### Instruction
Using the data below, copy each line that includes the word "rings".

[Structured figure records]

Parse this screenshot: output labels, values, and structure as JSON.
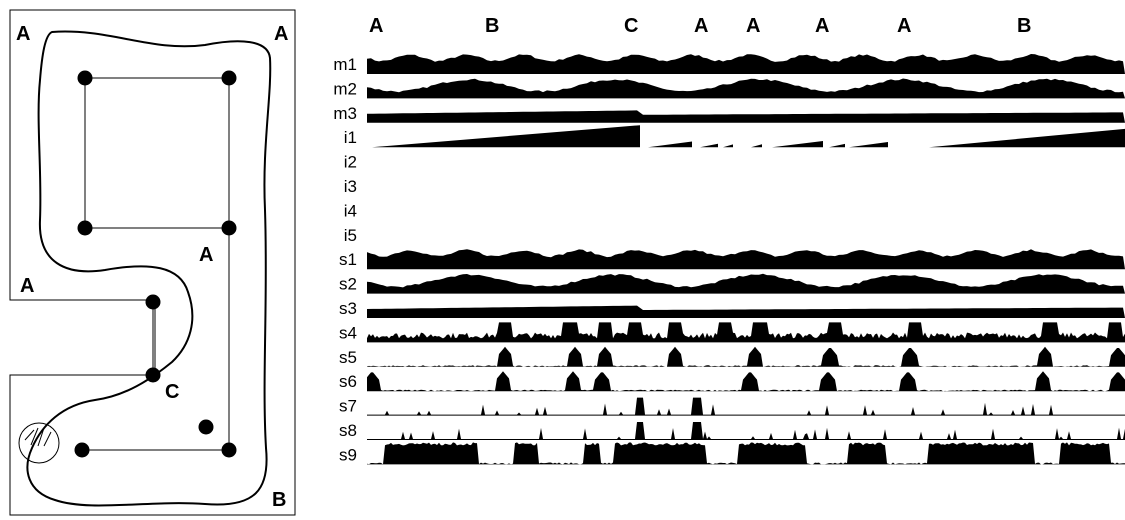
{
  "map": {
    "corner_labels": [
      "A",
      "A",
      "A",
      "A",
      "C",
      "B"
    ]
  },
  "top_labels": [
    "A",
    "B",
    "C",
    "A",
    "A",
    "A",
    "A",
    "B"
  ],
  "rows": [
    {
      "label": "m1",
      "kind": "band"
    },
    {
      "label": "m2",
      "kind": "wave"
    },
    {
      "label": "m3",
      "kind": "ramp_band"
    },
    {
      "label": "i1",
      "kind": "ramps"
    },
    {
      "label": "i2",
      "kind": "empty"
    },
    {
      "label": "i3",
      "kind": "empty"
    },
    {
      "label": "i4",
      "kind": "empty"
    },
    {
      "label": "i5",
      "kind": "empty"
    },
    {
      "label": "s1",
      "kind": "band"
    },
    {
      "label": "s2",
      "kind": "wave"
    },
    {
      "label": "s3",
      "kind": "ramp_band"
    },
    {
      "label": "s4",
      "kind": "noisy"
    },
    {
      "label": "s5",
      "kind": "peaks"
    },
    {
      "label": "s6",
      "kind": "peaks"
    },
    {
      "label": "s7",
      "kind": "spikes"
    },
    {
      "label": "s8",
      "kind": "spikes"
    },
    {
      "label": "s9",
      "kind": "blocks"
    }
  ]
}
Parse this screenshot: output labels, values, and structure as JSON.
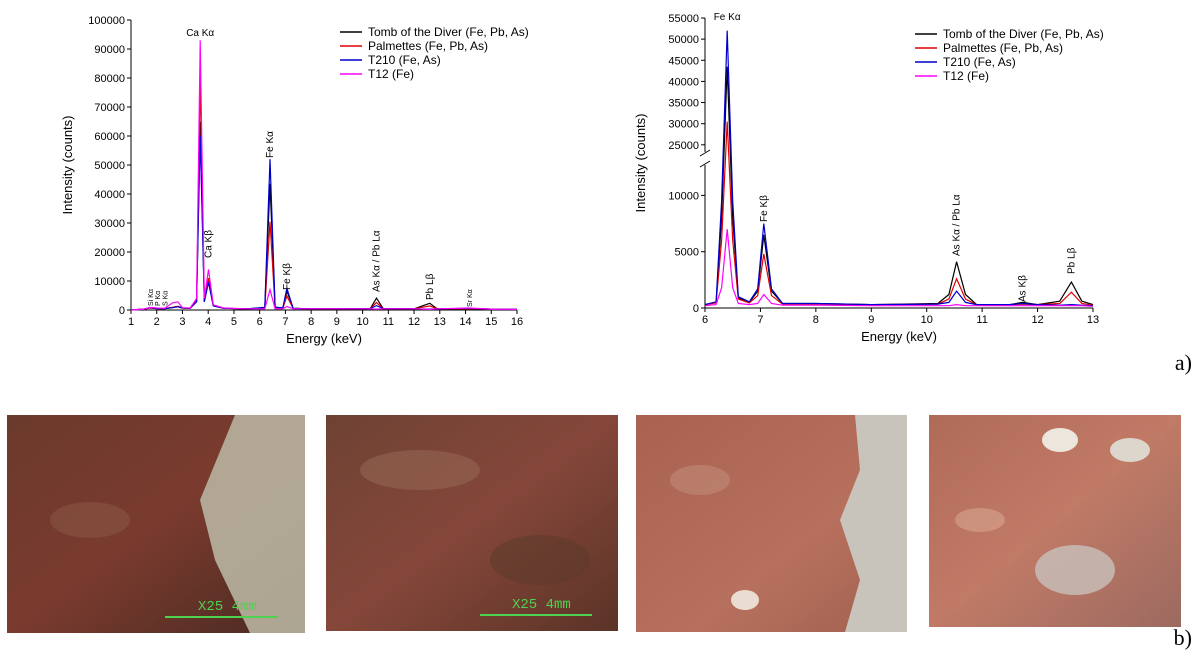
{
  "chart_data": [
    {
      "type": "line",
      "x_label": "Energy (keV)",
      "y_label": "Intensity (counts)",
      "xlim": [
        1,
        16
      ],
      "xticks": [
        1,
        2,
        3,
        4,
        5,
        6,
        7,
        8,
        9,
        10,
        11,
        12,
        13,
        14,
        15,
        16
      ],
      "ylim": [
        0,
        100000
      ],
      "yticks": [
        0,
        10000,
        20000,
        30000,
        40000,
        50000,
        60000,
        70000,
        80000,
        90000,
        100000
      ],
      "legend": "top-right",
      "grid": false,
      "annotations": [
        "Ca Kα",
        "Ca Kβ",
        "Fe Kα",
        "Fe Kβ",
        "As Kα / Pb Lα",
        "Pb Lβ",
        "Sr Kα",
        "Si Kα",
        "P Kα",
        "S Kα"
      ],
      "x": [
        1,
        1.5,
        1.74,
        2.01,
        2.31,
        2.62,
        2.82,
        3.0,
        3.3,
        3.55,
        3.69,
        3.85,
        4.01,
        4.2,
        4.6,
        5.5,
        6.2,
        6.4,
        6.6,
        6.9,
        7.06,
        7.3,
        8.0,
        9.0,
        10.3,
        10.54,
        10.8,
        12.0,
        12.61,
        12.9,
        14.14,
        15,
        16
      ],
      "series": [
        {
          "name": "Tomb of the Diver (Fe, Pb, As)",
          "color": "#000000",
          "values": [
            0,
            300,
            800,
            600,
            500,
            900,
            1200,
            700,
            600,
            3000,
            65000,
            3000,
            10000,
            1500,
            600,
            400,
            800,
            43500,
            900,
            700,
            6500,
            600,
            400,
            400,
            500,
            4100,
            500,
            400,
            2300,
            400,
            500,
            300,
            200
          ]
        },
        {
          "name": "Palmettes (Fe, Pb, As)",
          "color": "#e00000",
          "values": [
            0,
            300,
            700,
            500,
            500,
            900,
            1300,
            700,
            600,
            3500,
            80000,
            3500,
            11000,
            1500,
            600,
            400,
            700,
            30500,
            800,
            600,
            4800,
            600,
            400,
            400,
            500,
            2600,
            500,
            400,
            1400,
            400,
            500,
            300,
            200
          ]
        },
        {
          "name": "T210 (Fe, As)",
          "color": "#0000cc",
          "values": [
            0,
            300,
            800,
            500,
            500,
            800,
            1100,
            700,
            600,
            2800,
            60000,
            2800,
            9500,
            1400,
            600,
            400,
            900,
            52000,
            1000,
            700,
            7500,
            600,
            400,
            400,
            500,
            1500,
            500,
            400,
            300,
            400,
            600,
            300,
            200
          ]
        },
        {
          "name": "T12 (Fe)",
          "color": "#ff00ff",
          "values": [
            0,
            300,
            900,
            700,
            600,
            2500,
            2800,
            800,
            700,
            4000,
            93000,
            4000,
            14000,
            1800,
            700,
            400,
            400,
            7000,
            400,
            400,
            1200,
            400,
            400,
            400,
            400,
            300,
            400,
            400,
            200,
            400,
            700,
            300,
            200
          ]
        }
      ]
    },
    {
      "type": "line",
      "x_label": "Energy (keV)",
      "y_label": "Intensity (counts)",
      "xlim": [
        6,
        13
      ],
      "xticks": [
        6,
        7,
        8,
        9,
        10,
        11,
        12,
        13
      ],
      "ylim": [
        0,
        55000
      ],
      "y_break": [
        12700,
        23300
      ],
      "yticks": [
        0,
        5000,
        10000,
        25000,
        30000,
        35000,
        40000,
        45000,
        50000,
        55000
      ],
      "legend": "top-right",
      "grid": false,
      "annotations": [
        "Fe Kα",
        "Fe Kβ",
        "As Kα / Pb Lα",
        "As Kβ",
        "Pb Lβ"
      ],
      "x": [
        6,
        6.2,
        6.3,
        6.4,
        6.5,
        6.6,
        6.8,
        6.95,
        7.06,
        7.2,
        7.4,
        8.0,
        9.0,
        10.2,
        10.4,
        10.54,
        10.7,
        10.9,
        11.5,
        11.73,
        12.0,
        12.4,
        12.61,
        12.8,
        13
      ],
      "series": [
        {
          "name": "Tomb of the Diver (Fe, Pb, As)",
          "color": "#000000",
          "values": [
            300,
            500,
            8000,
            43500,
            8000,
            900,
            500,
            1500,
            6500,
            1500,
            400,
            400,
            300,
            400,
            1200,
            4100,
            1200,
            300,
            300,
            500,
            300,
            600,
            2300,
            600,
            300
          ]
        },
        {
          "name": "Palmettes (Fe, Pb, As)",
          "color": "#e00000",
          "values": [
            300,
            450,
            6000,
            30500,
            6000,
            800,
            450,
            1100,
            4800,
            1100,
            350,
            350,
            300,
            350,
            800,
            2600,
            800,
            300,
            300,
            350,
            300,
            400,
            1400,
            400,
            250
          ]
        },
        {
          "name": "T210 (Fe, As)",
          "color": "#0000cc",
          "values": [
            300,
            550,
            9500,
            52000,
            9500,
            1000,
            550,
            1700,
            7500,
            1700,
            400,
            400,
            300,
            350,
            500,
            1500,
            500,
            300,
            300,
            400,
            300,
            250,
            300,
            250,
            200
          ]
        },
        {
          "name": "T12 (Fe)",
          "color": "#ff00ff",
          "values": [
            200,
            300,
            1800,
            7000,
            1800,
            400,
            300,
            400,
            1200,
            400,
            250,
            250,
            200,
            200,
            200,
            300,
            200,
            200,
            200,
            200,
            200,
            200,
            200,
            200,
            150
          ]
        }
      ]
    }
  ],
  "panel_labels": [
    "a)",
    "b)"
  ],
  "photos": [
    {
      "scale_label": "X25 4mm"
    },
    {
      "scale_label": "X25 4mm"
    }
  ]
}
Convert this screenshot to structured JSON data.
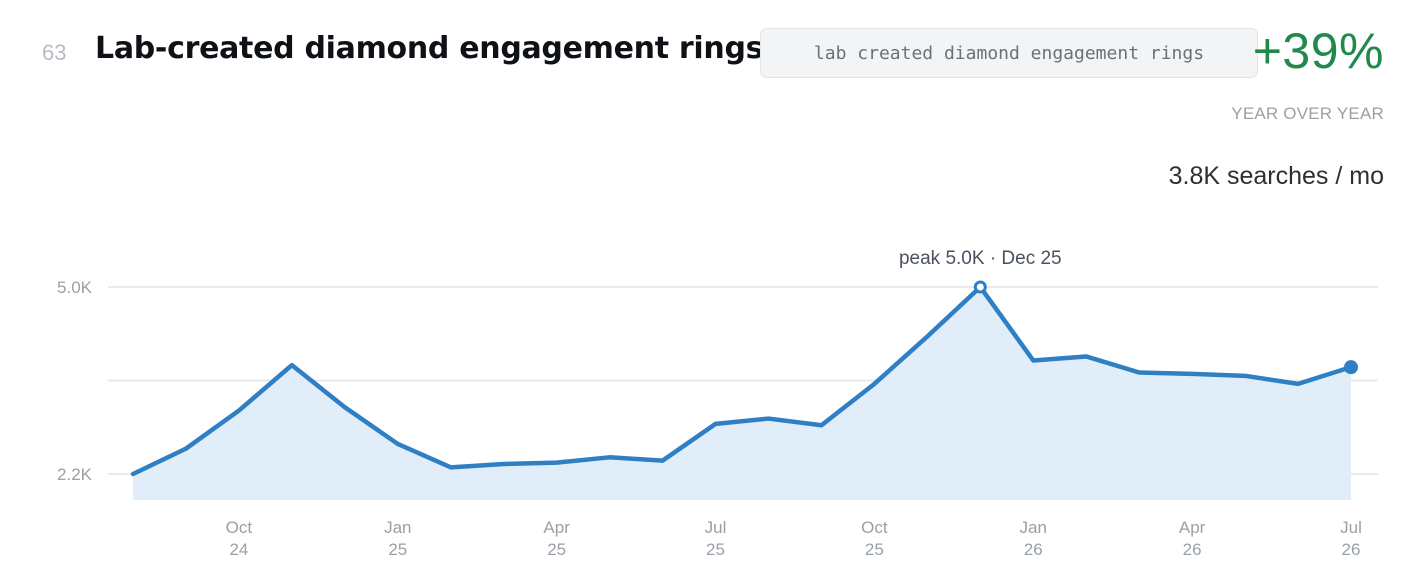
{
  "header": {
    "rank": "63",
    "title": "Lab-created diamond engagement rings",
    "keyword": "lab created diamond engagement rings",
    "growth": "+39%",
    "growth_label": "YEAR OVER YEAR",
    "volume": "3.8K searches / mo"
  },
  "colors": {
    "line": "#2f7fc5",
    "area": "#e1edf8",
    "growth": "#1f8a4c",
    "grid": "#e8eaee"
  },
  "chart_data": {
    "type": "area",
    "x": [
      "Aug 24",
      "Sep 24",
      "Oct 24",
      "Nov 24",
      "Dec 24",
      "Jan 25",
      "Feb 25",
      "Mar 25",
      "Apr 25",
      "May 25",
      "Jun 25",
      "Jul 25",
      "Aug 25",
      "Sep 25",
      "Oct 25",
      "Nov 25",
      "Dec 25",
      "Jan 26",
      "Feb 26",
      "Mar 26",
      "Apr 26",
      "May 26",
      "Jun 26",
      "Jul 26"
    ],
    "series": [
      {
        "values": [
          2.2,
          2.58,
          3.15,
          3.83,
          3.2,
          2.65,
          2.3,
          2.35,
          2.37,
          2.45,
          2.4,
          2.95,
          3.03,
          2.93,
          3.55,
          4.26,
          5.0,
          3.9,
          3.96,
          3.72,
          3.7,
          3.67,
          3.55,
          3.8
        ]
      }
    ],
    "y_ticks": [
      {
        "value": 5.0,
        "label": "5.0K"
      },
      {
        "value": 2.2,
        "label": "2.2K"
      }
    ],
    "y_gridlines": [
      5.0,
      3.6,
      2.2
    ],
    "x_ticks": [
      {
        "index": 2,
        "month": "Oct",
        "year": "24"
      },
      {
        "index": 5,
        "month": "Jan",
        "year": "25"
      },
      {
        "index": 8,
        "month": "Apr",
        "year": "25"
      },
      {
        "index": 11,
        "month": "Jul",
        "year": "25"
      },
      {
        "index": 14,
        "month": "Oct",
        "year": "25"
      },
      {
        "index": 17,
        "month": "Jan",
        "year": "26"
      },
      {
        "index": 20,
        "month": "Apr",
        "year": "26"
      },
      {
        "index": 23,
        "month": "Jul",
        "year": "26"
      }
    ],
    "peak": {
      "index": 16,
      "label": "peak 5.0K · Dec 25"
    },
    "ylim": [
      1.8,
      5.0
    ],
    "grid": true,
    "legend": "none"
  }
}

### Response below
    "title": "Lab-created diamond engagement rings",
    "keyword": "lab created diamond engagement rings",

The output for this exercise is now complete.